* Description of the task *
Locate the word "title" in the entries below, then gather every line that holds it.

____

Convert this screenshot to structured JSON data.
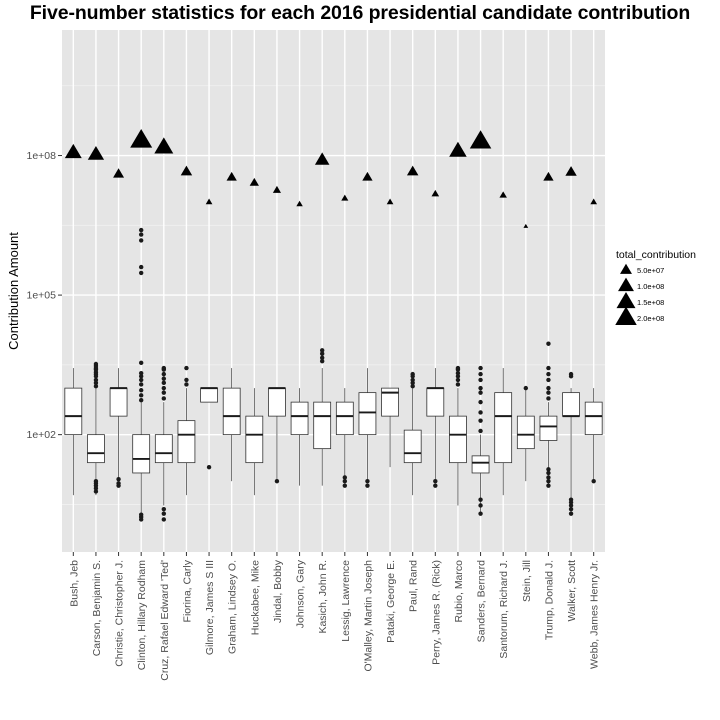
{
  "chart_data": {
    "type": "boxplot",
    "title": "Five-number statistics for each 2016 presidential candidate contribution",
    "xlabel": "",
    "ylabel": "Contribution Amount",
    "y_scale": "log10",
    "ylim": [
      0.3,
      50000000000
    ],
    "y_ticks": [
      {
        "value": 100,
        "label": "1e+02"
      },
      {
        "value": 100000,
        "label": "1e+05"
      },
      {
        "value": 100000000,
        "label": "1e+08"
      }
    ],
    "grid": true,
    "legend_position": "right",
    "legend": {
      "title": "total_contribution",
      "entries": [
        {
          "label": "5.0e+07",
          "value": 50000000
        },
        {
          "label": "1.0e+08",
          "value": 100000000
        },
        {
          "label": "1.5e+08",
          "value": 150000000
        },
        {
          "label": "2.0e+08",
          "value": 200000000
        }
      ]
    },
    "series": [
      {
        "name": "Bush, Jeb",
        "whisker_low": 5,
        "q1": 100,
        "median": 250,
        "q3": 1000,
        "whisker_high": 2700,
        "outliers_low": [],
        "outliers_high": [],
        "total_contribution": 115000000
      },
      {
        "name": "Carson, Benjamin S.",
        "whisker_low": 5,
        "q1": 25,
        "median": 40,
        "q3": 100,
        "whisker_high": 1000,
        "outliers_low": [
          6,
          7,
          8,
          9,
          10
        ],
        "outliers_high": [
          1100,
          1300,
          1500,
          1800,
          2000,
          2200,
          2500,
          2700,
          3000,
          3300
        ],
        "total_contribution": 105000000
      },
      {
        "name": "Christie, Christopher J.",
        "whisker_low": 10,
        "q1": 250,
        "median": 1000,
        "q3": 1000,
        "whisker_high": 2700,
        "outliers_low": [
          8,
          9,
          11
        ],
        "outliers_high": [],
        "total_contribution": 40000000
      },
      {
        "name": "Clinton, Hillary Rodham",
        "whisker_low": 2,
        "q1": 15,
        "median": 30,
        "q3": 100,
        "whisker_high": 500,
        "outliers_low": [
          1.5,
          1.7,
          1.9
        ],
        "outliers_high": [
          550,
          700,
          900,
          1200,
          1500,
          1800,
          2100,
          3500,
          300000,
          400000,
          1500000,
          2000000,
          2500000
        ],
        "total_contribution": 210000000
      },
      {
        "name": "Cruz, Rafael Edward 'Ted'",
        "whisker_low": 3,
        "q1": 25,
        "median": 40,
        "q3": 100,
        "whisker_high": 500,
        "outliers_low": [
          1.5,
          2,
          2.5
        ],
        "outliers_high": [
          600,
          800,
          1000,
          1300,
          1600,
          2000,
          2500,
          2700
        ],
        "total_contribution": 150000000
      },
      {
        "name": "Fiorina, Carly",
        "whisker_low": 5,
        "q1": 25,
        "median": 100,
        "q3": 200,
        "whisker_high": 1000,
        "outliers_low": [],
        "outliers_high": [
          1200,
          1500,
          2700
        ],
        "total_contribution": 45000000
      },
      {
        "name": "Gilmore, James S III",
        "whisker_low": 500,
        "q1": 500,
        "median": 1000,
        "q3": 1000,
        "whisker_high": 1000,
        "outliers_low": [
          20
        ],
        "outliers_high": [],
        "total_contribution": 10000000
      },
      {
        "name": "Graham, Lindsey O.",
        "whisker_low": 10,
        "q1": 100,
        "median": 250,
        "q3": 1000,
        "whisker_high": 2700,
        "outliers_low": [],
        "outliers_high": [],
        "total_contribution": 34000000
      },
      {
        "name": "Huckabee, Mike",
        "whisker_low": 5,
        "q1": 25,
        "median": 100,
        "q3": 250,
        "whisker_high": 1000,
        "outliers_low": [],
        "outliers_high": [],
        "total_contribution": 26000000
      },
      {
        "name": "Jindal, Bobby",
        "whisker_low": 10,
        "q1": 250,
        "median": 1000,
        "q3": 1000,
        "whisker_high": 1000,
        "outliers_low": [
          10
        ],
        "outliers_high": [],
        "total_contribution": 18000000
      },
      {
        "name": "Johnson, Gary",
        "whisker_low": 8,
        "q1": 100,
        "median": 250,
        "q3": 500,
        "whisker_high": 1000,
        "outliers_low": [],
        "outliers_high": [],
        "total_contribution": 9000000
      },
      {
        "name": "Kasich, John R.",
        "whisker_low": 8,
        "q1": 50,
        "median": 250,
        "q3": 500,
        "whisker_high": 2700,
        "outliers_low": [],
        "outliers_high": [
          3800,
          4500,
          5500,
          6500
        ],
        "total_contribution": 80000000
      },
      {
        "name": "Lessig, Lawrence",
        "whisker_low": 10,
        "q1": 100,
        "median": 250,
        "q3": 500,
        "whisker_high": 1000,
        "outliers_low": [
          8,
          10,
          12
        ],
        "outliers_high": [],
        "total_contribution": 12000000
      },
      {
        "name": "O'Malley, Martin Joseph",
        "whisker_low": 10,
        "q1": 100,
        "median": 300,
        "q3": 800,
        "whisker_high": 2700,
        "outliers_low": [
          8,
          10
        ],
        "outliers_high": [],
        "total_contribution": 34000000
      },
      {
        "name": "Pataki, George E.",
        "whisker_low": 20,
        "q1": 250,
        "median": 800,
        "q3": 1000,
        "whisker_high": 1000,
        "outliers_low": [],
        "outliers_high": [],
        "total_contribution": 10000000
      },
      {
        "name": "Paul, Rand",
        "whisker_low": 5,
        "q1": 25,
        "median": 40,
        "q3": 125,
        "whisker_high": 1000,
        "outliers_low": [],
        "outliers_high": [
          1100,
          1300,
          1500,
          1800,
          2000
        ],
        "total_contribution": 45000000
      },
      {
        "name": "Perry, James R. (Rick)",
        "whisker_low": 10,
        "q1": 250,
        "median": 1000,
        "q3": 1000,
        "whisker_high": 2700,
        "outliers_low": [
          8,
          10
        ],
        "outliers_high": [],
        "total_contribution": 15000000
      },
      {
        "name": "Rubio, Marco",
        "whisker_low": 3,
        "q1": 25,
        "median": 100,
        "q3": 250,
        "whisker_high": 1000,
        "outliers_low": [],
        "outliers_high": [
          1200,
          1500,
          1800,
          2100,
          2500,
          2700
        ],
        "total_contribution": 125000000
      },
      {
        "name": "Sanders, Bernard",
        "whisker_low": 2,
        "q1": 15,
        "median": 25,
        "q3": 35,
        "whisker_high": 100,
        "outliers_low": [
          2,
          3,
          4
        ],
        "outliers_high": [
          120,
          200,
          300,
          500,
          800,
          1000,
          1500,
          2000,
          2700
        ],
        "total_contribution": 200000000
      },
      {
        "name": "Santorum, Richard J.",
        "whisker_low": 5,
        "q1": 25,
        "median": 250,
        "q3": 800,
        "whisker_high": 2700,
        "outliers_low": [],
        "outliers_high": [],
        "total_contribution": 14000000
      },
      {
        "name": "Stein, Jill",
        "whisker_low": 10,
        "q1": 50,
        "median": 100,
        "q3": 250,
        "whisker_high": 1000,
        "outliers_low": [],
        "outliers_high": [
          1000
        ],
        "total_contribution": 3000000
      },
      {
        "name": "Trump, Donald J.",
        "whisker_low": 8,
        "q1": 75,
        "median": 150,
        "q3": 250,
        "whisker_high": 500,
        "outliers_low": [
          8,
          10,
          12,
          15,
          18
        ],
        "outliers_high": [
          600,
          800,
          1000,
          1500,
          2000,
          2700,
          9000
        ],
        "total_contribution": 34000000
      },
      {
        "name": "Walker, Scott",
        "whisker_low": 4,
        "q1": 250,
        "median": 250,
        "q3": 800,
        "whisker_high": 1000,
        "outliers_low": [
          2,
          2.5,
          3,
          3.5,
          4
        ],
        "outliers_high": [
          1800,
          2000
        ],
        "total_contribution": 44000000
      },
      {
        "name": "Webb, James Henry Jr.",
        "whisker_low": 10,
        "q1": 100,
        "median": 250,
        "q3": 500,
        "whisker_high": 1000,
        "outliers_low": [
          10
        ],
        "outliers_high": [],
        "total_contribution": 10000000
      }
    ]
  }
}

____

* Reply to the task *
    "title": "Five-number statistics for each 2016 presidential candidate contribution",
      "title": "total_contribution",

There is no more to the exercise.